::: Working data

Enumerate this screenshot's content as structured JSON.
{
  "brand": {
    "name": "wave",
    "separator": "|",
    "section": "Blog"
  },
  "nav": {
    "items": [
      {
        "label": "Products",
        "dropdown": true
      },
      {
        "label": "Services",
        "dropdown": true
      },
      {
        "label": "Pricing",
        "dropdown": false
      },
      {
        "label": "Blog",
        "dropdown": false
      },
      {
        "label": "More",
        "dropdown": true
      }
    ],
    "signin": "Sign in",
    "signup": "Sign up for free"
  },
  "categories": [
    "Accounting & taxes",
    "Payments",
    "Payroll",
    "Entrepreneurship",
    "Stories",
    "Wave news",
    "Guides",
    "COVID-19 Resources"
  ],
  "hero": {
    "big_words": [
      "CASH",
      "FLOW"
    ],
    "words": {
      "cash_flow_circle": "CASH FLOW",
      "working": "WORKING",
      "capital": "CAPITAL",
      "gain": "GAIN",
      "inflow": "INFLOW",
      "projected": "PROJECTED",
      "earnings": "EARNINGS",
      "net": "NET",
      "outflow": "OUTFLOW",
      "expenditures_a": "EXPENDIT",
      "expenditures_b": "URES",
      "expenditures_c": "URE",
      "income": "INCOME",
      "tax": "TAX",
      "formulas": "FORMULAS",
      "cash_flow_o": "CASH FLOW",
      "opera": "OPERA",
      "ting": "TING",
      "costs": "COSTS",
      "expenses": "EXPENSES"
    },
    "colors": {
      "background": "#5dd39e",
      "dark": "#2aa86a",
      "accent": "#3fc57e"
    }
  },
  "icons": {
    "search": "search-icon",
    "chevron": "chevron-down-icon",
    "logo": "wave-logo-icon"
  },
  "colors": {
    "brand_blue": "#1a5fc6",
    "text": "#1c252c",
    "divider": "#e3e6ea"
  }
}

::::::

## Short exercise
Your task is to transcribe the material exactly.

## Output of the task
Enumerate this screenshot's content as structured JSON.
{
  "brand": {
    "name": "wave",
    "separator": "|",
    "section": "Blog"
  },
  "nav": {
    "items": [
      {
        "label": "Products",
        "dropdown": true
      },
      {
        "label": "Services",
        "dropdown": true
      },
      {
        "label": "Pricing",
        "dropdown": false
      },
      {
        "label": "Blog",
        "dropdown": false
      },
      {
        "label": "More",
        "dropdown": true
      }
    ],
    "signin": "Sign in",
    "signup": "Sign up for free"
  },
  "categories": [
    "Accounting & taxes",
    "Payments",
    "Payroll",
    "Entrepreneurship",
    "Stories",
    "Wave news",
    "Guides",
    "COVID-19 Resources"
  ],
  "hero": {
    "big_words": [
      "CASH",
      "FLOW"
    ],
    "words": {
      "cash_flow_circle": "CASH FLOW",
      "working": "WORKING",
      "capital": "CAPITAL",
      "gain": "GAIN",
      "inflow": "INFLOW",
      "projected": "PROJECTED",
      "earnings": "EARNINGS",
      "net": "NET",
      "outflow": "OUTFLOW",
      "expenditures_a": "EXPENDIT",
      "expenditures_b": "URES",
      "expenditures_c": "URE",
      "income": "INCOME",
      "tax": "TAX",
      "formulas": "FORMULAS",
      "cash_flow_o": "CASH FLOW",
      "opera": "OPERA",
      "ting": "TING",
      "costs": "COSTS",
      "expenses": "EXPENSES"
    },
    "colors": {
      "background": "#5dd39e",
      "dark": "#2aa86a",
      "accent": "#3fc57e"
    }
  },
  "icons": {
    "search": "search-icon",
    "chevron": "chevron-down-icon",
    "logo": "wave-logo-icon"
  },
  "colors": {
    "brand_blue": "#1a5fc6",
    "text": "#1c252c",
    "divider": "#e3e6ea"
  }
}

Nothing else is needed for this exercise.